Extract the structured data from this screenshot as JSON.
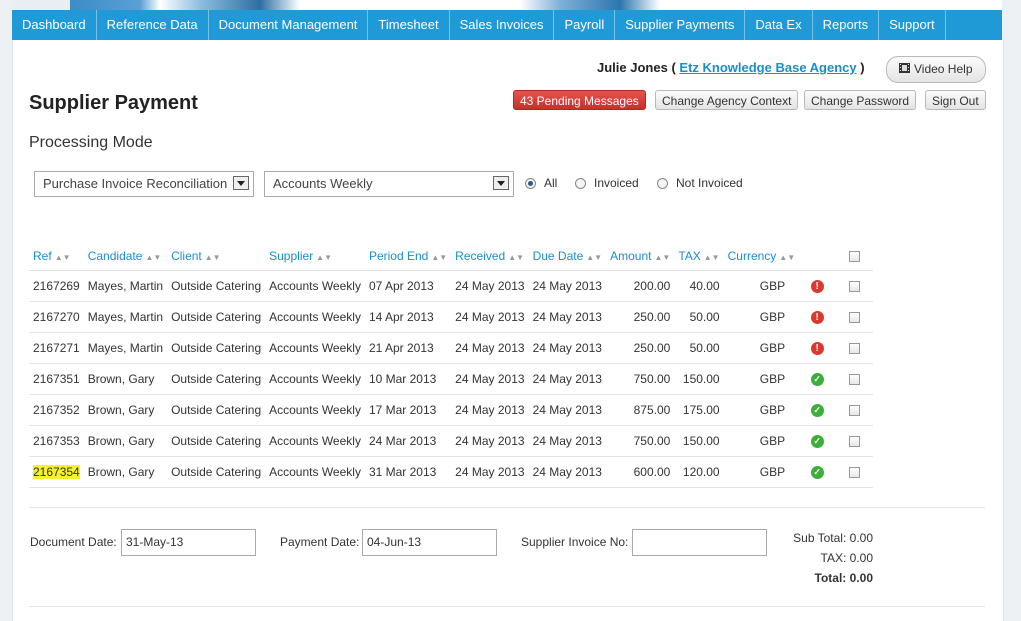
{
  "nav": [
    "Dashboard",
    "Reference Data",
    "Document Management",
    "Timesheet",
    "Sales Invoices",
    "Payroll",
    "Supplier Payments",
    "Data Ex",
    "Reports",
    "Support"
  ],
  "header": {
    "user_name": "Julie Jones",
    "paren_open": "(",
    "agency": "Etz Knowledge Base Agency",
    "paren_close": ")",
    "video_help": "Video Help",
    "pending_messages": "43 Pending Messages",
    "change_agency": "Change Agency Context",
    "change_password": "Change Password",
    "sign_out": "Sign Out"
  },
  "page": {
    "title": "Supplier Payment",
    "mode_title": "Processing Mode",
    "mode_select": "Purchase Invoice Reconciliation",
    "supplier_select": "Accounts Weekly",
    "filters": {
      "all": "All",
      "invoiced": "Invoiced",
      "not_invoiced": "Not Invoiced",
      "selected": "all"
    }
  },
  "table": {
    "columns": [
      "Ref",
      "Candidate",
      "Client",
      "Supplier",
      "Period End",
      "Received",
      "Due Date",
      "Amount",
      "TAX",
      "Currency"
    ],
    "rows": [
      {
        "ref": "2167269",
        "candidate": "Mayes, Martin",
        "client": "Outside Catering",
        "supplier": "Accounts Weekly",
        "period_end": "07 Apr 2013",
        "received": "24 May 2013",
        "due": "24 May 2013",
        "amount": "200.00",
        "tax": "40.00",
        "currency": "GBP",
        "status": "error"
      },
      {
        "ref": "2167270",
        "candidate": "Mayes, Martin",
        "client": "Outside Catering",
        "supplier": "Accounts Weekly",
        "period_end": "14 Apr 2013",
        "received": "24 May 2013",
        "due": "24 May 2013",
        "amount": "250.00",
        "tax": "50.00",
        "currency": "GBP",
        "status": "error"
      },
      {
        "ref": "2167271",
        "candidate": "Mayes, Martin",
        "client": "Outside Catering",
        "supplier": "Accounts Weekly",
        "period_end": "21 Apr 2013",
        "received": "24 May 2013",
        "due": "24 May 2013",
        "amount": "250.00",
        "tax": "50.00",
        "currency": "GBP",
        "status": "error"
      },
      {
        "ref": "2167351",
        "candidate": "Brown, Gary",
        "client": "Outside Catering",
        "supplier": "Accounts Weekly",
        "period_end": "10 Mar 2013",
        "received": "24 May 2013",
        "due": "24 May 2013",
        "amount": "750.00",
        "tax": "150.00",
        "currency": "GBP",
        "status": "ok"
      },
      {
        "ref": "2167352",
        "candidate": "Brown, Gary",
        "client": "Outside Catering",
        "supplier": "Accounts Weekly",
        "period_end": "17 Mar 2013",
        "received": "24 May 2013",
        "due": "24 May 2013",
        "amount": "875.00",
        "tax": "175.00",
        "currency": "GBP",
        "status": "ok"
      },
      {
        "ref": "2167353",
        "candidate": "Brown, Gary",
        "client": "Outside Catering",
        "supplier": "Accounts Weekly",
        "period_end": "24 Mar 2013",
        "received": "24 May 2013",
        "due": "24 May 2013",
        "amount": "750.00",
        "tax": "150.00",
        "currency": "GBP",
        "status": "ok"
      },
      {
        "ref": "2167354",
        "candidate": "Brown, Gary",
        "client": "Outside Catering",
        "supplier": "Accounts Weekly",
        "period_end": "31 Mar 2013",
        "received": "24 May 2013",
        "due": "24 May 2013",
        "amount": "600.00",
        "tax": "120.00",
        "currency": "GBP",
        "status": "ok",
        "highlight": true
      }
    ]
  },
  "footer": {
    "document_date_label": "Document Date:",
    "document_date": "31-May-13",
    "payment_date_label": "Payment Date:",
    "payment_date": "04-Jun-13",
    "supplier_invoice_label": "Supplier Invoice No:",
    "supplier_invoice": "",
    "sub_total": "Sub Total: 0.00",
    "tax_total": "TAX: 0.00",
    "total": "Total: 0.00"
  },
  "colors": {
    "nav_bg": "#1f9ad6",
    "link": "#1a8ec9",
    "danger": "#d9392f",
    "ok": "#3cae3a",
    "highlight": "#f6f22a"
  },
  "icons": {
    "video": "film-icon",
    "error": "error-icon",
    "ok": "check-icon",
    "sort": "sort-icon",
    "dropdown": "chevron-down-icon"
  }
}
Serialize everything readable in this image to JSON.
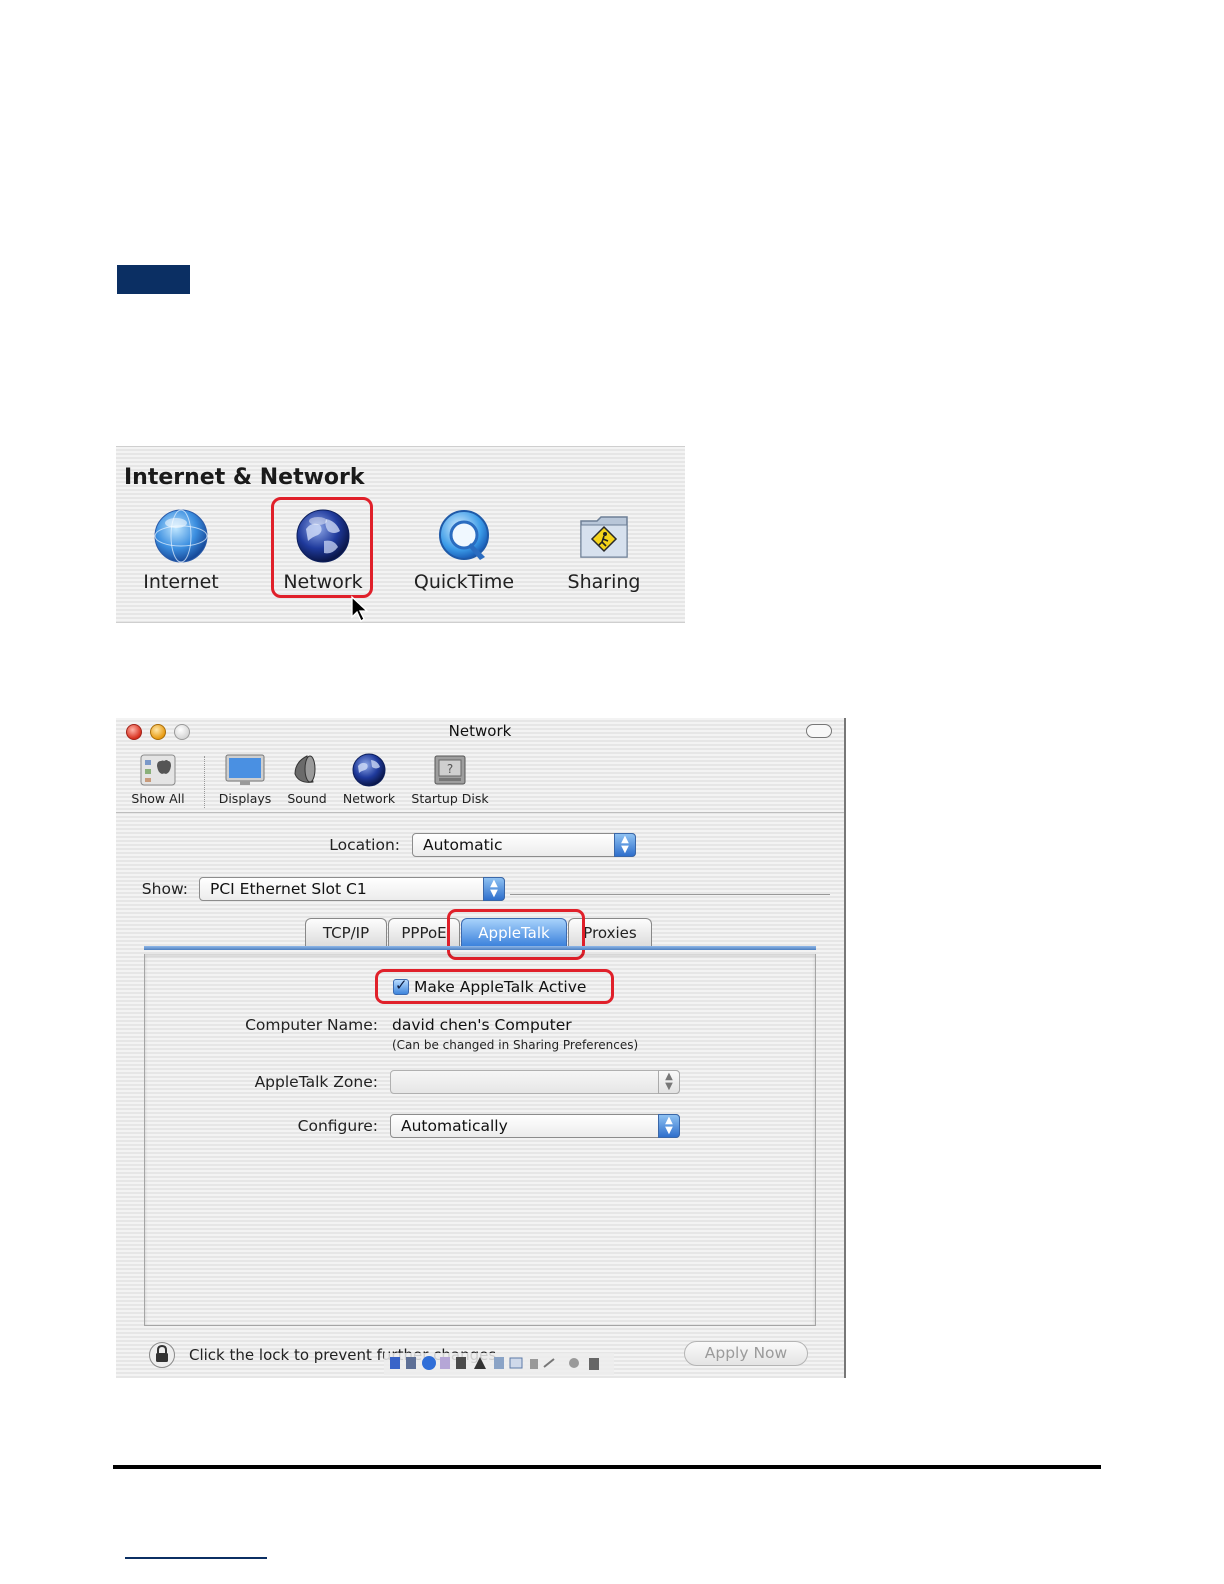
{
  "prefs_panel": {
    "section_title": "Internet & Network",
    "items": [
      {
        "label": "Internet",
        "icon": "internet-globe-icon"
      },
      {
        "label": "Network",
        "icon": "network-globe-icon"
      },
      {
        "label": "QuickTime",
        "icon": "quicktime-icon"
      },
      {
        "label": "Sharing",
        "icon": "sharing-folder-icon"
      }
    ],
    "highlighted": "Network"
  },
  "network_window": {
    "title": "Network",
    "toolbar": [
      {
        "label": "Show All",
        "icon": "show-all-icon"
      },
      {
        "label": "Displays",
        "icon": "displays-icon"
      },
      {
        "label": "Sound",
        "icon": "sound-icon"
      },
      {
        "label": "Network",
        "icon": "network-icon"
      },
      {
        "label": "Startup Disk",
        "icon": "startup-disk-icon"
      }
    ],
    "location": {
      "label": "Location:",
      "value": "Automatic"
    },
    "show": {
      "label": "Show:",
      "value": "PCI Ethernet Slot C1"
    },
    "tabs": [
      {
        "label": "TCP/IP",
        "active": false
      },
      {
        "label": "PPPoE",
        "active": false
      },
      {
        "label": "AppleTalk",
        "active": true
      },
      {
        "label": "Proxies",
        "active": false
      }
    ],
    "appletalk": {
      "checkbox_label": "Make AppleTalk Active",
      "checked": true,
      "computer_name_label": "Computer Name:",
      "computer_name": "david chen's Computer",
      "computer_name_hint": "(Can be changed in Sharing Preferences)",
      "zone_label": "AppleTalk Zone:",
      "zone_value": "",
      "configure_label": "Configure:",
      "configure_value": "Automatically"
    },
    "lock_text": "Click the lock to prevent further changes.",
    "apply_button": "Apply Now"
  },
  "colors": {
    "highlight_red": "#e0202a",
    "accent_blue": "#3c82dc",
    "header_block": "#0b2f63"
  }
}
☆ ☆ ☆ ☆ ☆
» Exercise instructions: Print out the lines exactly, skipping any picture.

» Exercise output:
Extract the structured data from this screenshot as JSON.
{
  "nav": [
    "Dashboard",
    "Reference Data",
    "Document Management",
    "Timesheet",
    "Sales Invoices",
    "Payroll",
    "Supplier Payments",
    "Data Ex",
    "Reports",
    "Support"
  ],
  "header": {
    "user_name": "Julie Jones",
    "paren_open": "(",
    "agency": "Etz Knowledge Base Agency",
    "paren_close": ")",
    "video_help": "Video Help",
    "pending_messages": "43 Pending Messages",
    "change_agency": "Change Agency Context",
    "change_password": "Change Password",
    "sign_out": "Sign Out"
  },
  "page": {
    "title": "Supplier Payment",
    "mode_title": "Processing Mode",
    "mode_select": "Purchase Invoice Reconciliation",
    "supplier_select": "Accounts Weekly",
    "filters": {
      "all": "All",
      "invoiced": "Invoiced",
      "not_invoiced": "Not Invoiced",
      "selected": "all"
    }
  },
  "table": {
    "columns": [
      "Ref",
      "Candidate",
      "Client",
      "Supplier",
      "Period End",
      "Received",
      "Due Date",
      "Amount",
      "TAX",
      "Currency"
    ],
    "rows": [
      {
        "ref": "2167269",
        "candidate": "Mayes, Martin",
        "client": "Outside Catering",
        "supplier": "Accounts Weekly",
        "period_end": "07 Apr 2013",
        "received": "24 May 2013",
        "due": "24 May 2013",
        "amount": "200.00",
        "tax": "40.00",
        "currency": "GBP",
        "status": "error"
      },
      {
        "ref": "2167270",
        "candidate": "Mayes, Martin",
        "client": "Outside Catering",
        "supplier": "Accounts Weekly",
        "period_end": "14 Apr 2013",
        "received": "24 May 2013",
        "due": "24 May 2013",
        "amount": "250.00",
        "tax": "50.00",
        "currency": "GBP",
        "status": "error"
      },
      {
        "ref": "2167271",
        "candidate": "Mayes, Martin",
        "client": "Outside Catering",
        "supplier": "Accounts Weekly",
        "period_end": "21 Apr 2013",
        "received": "24 May 2013",
        "due": "24 May 2013",
        "amount": "250.00",
        "tax": "50.00",
        "currency": "GBP",
        "status": "error"
      },
      {
        "ref": "2167351",
        "candidate": "Brown, Gary",
        "client": "Outside Catering",
        "supplier": "Accounts Weekly",
        "period_end": "10 Mar 2013",
        "received": "24 May 2013",
        "due": "24 May 2013",
        "amount": "750.00",
        "tax": "150.00",
        "currency": "GBP",
        "status": "ok"
      },
      {
        "ref": "2167352",
        "candidate": "Brown, Gary",
        "client": "Outside Catering",
        "supplier": "Accounts Weekly",
        "period_end": "17 Mar 2013",
        "received": "24 May 2013",
        "due": "24 May 2013",
        "amount": "875.00",
        "tax": "175.00",
        "currency": "GBP",
        "status": "ok"
      },
      {
        "ref": "2167353",
        "candidate": "Brown, Gary",
        "client": "Outside Catering",
        "supplier": "Accounts Weekly",
        "period_end": "24 Mar 2013",
        "received": "24 May 2013",
        "due": "24 May 2013",
        "amount": "750.00",
        "tax": "150.00",
        "currency": "GBP",
        "status": "ok"
      },
      {
        "ref": "2167354",
        "candidate": "Brown, Gary",
        "client": "Outside Catering",
        "supplier": "Accounts Weekly",
        "period_end": "31 Mar 2013",
        "received": "24 May 2013",
        "due": "24 May 2013",
        "amount": "600.00",
        "tax": "120.00",
        "currency": "GBP",
        "status": "ok",
        "highlight": true
      }
    ]
  },
  "footer": {
    "document_date_label": "Document Date:",
    "document_date": "31-May-13",
    "payment_date_label": "Payment Date:",
    "payment_date": "04-Jun-13",
    "supplier_invoice_label": "Supplier Invoice No:",
    "supplier_invoice": "",
    "sub_total": "Sub Total: 0.00",
    "tax_total": "TAX: 0.00",
    "total": "Total: 0.00"
  },
  "colors": {
    "nav_bg": "#1f9ad6",
    "link": "#1a8ec9",
    "danger": "#d9392f",
    "ok": "#3cae3a",
    "highlight": "#f6f22a"
  },
  "icons": {
    "video": "film-icon",
    "error": "error-icon",
    "ok": "check-icon",
    "sort": "sort-icon",
    "dropdown": "chevron-down-icon"
  }
}
Serialize everything readable in this image to JSON.
{
  "prefs_panel": {
    "section_title": "Internet & Network",
    "items": [
      {
        "label": "Internet",
        "icon": "internet-globe-icon"
      },
      {
        "label": "Network",
        "icon": "network-globe-icon"
      },
      {
        "label": "QuickTime",
        "icon": "quicktime-icon"
      },
      {
        "label": "Sharing",
        "icon": "sharing-folder-icon"
      }
    ],
    "highlighted": "Network"
  },
  "network_window": {
    "title": "Network",
    "toolbar": [
      {
        "label": "Show All",
        "icon": "show-all-icon"
      },
      {
        "label": "Displays",
        "icon": "displays-icon"
      },
      {
        "label": "Sound",
        "icon": "sound-icon"
      },
      {
        "label": "Network",
        "icon": "network-icon"
      },
      {
        "label": "Startup Disk",
        "icon": "startup-disk-icon"
      }
    ],
    "location": {
      "label": "Location:",
      "value": "Automatic"
    },
    "show": {
      "label": "Show:",
      "value": "PCI Ethernet Slot C1"
    },
    "tabs": [
      {
        "label": "TCP/IP",
        "active": false
      },
      {
        "label": "PPPoE",
        "active": false
      },
      {
        "label": "AppleTalk",
        "active": true
      },
      {
        "label": "Proxies",
        "active": false
      }
    ],
    "appletalk": {
      "checkbox_label": "Make AppleTalk Active",
      "checked": true,
      "computer_name_label": "Computer Name:",
      "computer_name": "david chen's Computer",
      "computer_name_hint": "(Can be changed in Sharing Preferences)",
      "zone_label": "AppleTalk Zone:",
      "zone_value": "",
      "configure_label": "Configure:",
      "configure_value": "Automatically"
    },
    "lock_text": "Click the lock to prevent further changes.",
    "apply_button": "Apply Now"
  },
  "colors": {
    "highlight_red": "#e0202a",
    "accent_blue": "#3c82dc",
    "header_block": "#0b2f63"
  }
}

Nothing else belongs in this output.